• DIRECTIONS
Copy, from the entries below, each line where the word "Bass" can be found.

• DATA TO USE
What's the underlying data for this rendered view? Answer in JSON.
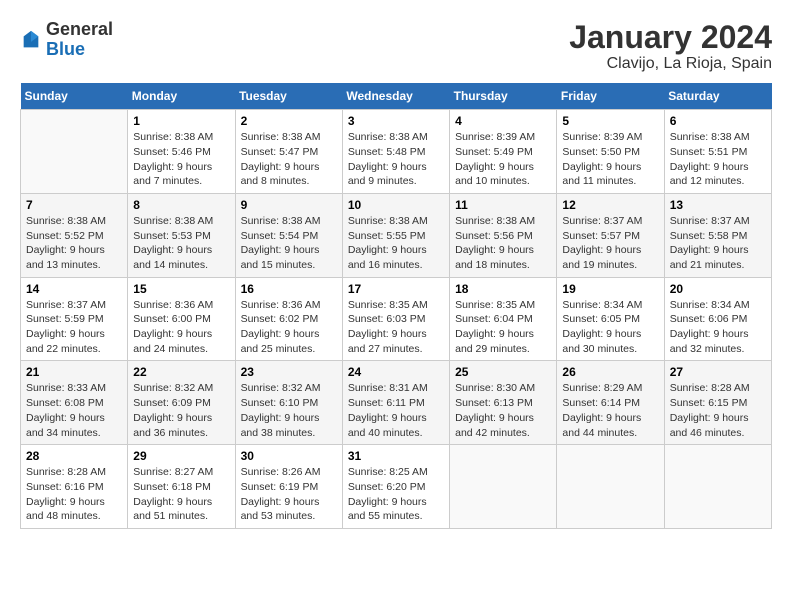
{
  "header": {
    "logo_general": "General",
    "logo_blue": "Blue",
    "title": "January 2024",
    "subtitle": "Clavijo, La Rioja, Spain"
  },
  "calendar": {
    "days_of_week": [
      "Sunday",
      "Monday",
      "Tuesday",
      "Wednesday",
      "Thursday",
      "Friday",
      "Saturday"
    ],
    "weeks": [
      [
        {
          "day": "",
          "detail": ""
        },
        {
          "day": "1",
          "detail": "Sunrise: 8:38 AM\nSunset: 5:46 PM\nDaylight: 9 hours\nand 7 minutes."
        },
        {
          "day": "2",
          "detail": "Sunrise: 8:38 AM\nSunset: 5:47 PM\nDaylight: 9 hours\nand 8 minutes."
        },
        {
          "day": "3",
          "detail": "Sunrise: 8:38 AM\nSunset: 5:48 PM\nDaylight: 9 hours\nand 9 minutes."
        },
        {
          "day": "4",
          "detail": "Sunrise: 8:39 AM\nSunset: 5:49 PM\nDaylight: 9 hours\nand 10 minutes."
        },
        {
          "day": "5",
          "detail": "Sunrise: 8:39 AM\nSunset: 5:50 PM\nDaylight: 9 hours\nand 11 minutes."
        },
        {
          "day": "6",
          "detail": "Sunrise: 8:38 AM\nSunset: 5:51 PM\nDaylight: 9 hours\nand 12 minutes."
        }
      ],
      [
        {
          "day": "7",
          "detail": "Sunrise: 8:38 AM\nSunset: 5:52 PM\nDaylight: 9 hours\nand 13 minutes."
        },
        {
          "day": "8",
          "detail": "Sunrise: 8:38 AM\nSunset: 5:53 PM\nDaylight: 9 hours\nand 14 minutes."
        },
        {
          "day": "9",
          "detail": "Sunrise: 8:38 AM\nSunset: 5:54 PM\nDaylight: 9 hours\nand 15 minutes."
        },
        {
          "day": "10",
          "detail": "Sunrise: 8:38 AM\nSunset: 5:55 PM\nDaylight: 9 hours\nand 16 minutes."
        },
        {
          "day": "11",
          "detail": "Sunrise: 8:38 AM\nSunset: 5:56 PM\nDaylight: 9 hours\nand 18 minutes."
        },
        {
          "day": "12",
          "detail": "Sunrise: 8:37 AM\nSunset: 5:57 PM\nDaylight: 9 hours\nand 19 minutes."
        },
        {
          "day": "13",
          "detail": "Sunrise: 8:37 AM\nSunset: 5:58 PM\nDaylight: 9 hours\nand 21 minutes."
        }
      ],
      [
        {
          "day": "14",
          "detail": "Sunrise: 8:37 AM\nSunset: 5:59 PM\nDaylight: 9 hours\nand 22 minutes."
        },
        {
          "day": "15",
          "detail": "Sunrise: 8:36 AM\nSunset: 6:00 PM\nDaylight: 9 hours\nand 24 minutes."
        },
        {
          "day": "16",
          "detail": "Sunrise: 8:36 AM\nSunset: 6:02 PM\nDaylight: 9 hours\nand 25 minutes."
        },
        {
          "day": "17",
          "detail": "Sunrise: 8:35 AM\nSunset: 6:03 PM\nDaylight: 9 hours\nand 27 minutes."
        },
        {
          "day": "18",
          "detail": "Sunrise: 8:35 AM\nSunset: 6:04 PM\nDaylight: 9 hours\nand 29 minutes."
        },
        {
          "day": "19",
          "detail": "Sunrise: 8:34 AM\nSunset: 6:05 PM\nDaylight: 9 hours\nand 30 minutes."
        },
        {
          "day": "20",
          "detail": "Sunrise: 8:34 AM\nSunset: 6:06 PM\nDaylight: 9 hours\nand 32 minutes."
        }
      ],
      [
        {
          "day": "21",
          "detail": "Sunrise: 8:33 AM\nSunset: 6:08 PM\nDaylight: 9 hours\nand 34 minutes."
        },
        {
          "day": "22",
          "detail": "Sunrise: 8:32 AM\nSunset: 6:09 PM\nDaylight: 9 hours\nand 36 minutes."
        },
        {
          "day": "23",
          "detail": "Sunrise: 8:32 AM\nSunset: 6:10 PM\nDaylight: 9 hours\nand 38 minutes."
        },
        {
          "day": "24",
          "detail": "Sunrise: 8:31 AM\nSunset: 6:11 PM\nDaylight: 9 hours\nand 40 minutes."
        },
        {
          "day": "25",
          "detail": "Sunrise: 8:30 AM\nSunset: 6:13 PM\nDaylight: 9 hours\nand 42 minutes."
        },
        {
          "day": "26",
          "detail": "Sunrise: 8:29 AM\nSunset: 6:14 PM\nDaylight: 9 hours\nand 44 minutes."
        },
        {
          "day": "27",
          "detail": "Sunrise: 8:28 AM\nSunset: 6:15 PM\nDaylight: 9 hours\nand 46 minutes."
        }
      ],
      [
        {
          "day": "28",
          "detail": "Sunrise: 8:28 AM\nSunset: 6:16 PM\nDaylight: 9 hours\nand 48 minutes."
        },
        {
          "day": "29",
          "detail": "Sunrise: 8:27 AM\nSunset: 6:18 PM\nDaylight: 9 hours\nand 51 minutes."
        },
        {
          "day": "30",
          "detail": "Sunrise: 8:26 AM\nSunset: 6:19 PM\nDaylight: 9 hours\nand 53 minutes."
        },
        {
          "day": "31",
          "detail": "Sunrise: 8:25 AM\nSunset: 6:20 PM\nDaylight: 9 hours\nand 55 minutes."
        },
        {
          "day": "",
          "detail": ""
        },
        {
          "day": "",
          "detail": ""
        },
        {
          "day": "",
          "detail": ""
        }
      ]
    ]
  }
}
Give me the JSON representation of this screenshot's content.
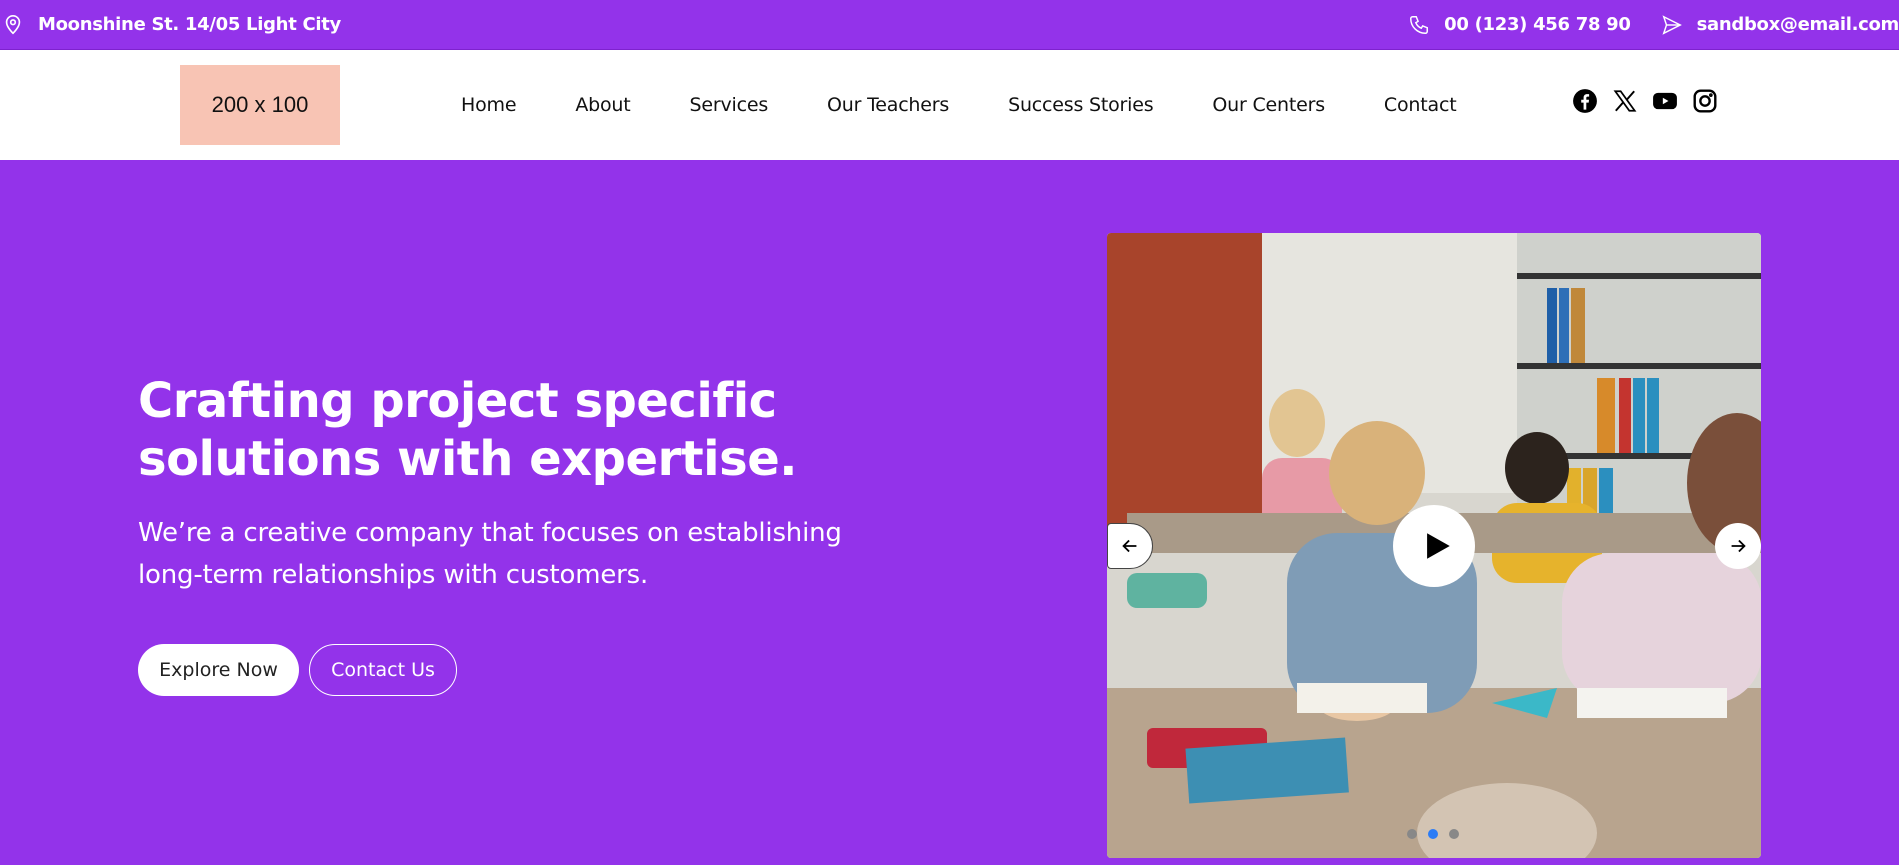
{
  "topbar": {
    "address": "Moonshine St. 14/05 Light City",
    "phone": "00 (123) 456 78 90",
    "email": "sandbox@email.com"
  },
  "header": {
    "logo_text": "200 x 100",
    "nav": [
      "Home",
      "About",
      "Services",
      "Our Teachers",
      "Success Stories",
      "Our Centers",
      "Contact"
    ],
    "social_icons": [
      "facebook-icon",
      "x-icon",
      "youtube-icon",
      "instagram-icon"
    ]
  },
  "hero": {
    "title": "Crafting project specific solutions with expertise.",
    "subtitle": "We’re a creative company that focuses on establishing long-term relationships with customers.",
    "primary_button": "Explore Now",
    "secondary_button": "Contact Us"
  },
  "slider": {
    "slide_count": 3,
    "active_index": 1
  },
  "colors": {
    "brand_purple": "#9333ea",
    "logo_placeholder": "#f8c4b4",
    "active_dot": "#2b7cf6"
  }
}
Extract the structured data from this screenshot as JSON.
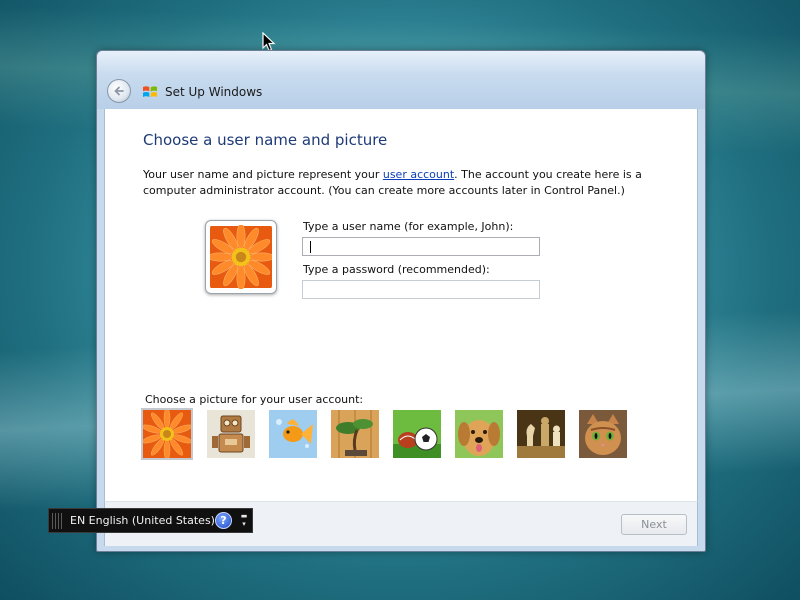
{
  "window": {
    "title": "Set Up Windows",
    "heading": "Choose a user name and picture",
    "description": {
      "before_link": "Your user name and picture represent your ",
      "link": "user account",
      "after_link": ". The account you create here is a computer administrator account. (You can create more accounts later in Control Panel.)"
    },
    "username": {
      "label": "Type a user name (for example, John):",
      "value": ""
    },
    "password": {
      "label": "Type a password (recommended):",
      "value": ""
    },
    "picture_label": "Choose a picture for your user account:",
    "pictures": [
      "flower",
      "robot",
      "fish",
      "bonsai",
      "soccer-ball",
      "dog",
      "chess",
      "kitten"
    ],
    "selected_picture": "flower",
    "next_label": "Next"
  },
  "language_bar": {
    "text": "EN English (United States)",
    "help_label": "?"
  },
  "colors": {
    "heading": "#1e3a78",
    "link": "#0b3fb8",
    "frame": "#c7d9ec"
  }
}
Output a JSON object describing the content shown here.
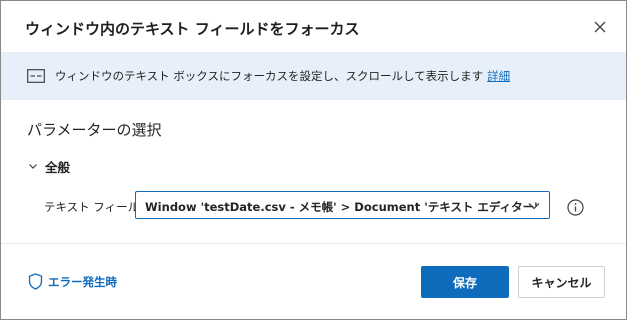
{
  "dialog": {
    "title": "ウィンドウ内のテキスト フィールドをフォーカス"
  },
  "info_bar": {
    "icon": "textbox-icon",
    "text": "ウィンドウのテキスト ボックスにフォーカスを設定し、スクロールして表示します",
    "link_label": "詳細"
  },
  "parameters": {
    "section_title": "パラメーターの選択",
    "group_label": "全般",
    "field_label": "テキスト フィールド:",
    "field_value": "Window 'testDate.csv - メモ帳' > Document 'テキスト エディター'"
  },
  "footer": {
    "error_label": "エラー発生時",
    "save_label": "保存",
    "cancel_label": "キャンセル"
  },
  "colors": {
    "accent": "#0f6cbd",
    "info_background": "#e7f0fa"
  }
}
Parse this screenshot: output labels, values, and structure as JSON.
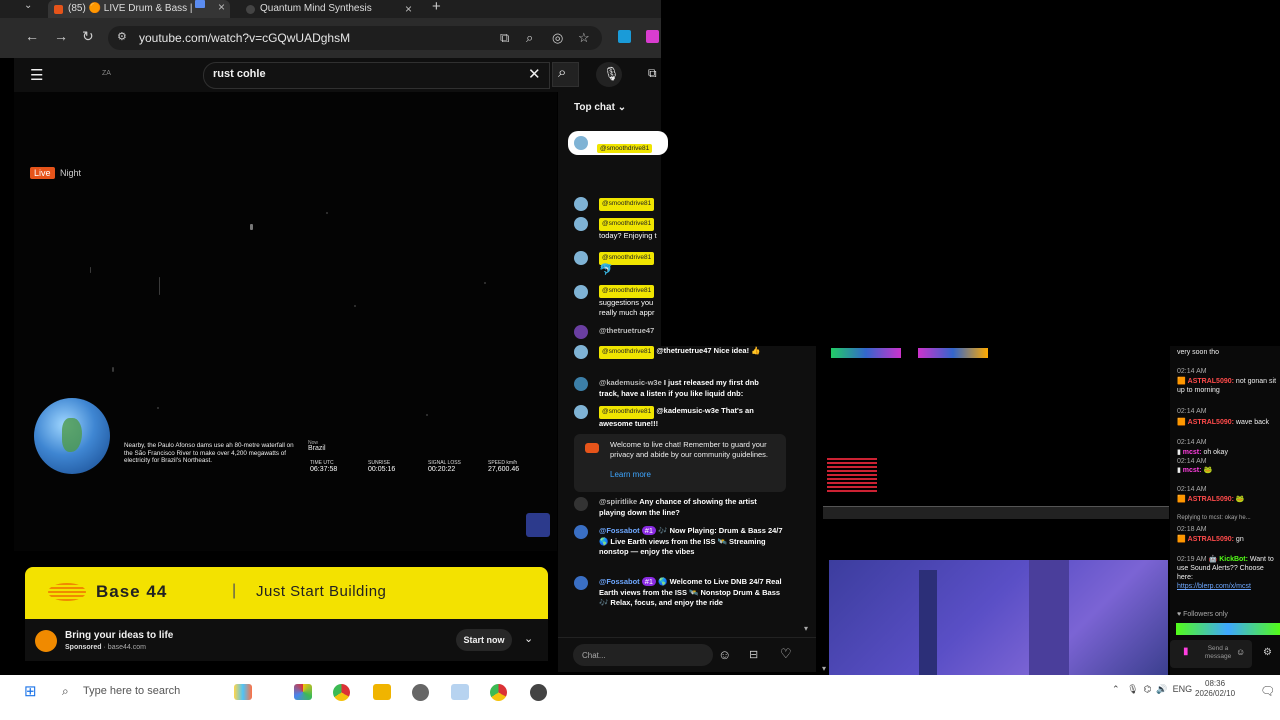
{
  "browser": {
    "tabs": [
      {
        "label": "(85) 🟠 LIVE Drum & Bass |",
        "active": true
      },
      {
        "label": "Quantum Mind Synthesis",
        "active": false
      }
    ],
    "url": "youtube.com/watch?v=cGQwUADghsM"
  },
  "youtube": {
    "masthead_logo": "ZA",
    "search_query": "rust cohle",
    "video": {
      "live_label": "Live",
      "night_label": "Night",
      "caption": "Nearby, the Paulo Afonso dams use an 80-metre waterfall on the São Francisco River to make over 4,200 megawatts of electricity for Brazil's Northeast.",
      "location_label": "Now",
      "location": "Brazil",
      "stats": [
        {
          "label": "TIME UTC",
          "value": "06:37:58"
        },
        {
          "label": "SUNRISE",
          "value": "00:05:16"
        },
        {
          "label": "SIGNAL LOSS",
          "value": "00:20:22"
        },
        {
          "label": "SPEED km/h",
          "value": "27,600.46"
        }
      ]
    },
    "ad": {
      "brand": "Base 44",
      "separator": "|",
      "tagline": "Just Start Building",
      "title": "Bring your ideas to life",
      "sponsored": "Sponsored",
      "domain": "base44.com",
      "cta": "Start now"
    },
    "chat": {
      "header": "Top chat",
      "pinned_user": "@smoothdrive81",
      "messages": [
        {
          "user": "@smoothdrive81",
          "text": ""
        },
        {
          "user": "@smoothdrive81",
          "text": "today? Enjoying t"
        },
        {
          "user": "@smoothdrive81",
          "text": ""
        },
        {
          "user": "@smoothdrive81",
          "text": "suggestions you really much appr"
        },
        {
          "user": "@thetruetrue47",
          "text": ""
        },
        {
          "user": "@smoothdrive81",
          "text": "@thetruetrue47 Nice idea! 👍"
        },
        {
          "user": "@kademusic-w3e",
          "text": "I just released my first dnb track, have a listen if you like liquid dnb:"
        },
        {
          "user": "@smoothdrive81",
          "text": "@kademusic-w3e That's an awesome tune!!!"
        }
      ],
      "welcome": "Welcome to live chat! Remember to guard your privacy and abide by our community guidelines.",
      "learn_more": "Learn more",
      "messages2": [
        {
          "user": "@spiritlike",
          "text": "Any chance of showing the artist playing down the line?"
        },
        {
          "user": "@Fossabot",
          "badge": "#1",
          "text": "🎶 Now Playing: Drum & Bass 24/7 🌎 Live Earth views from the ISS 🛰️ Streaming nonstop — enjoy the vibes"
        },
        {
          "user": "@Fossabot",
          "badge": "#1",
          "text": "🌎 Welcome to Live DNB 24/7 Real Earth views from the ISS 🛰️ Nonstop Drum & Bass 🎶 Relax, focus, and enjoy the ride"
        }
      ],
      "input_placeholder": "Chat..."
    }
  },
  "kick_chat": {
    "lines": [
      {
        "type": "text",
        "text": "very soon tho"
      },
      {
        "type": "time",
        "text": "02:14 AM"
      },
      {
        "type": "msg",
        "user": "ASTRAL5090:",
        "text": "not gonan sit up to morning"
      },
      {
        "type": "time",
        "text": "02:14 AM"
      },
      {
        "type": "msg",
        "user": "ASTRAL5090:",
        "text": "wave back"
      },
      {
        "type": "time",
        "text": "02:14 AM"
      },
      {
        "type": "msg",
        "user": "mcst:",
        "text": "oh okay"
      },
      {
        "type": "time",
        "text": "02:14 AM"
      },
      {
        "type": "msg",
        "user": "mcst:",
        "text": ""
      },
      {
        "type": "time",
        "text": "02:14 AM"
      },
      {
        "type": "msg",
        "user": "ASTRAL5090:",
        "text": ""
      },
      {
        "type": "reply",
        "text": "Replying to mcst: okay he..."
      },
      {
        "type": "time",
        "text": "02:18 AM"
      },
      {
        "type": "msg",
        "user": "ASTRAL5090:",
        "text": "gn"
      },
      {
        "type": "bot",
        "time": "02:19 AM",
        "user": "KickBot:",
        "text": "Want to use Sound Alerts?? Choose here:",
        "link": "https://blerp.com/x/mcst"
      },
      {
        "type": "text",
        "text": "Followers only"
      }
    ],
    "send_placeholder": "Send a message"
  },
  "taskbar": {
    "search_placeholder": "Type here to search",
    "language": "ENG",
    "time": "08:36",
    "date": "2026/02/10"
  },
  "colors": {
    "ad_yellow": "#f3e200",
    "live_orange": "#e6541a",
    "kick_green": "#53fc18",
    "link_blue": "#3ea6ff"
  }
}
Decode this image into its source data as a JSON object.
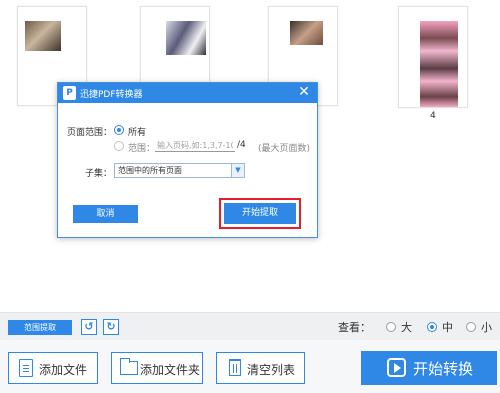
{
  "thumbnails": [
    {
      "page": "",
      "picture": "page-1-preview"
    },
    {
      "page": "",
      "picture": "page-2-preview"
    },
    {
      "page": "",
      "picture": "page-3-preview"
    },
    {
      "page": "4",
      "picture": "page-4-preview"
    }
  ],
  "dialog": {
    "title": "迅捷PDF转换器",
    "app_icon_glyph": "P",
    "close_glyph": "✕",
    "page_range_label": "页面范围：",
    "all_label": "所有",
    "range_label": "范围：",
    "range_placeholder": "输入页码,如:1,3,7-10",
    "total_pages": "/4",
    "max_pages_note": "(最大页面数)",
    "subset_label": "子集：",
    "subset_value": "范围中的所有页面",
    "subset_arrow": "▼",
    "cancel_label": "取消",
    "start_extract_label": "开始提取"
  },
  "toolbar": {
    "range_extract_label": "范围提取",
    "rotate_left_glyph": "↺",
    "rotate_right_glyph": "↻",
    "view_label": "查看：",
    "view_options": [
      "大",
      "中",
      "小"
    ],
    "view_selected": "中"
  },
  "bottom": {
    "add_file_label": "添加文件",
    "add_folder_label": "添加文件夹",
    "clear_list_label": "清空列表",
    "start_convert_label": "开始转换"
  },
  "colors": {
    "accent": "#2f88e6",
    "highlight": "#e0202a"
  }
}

• TASK SOLUTION
        "label": "(85) 🟠 LIVE Drum & Bass |",
          "text": "🎶 Now Playing: Drum & Bass 24/7 🌎 Live Earth views from the ISS 🛰️ Streaming nonstop — enjoy the vibes"
          "text": "🌎 Welcome to Live DNB 24/7 Real Earth views from the ISS 🛰️ Nonstop Drum & Bass 🎶 Relax, focus, and enjoy the ride"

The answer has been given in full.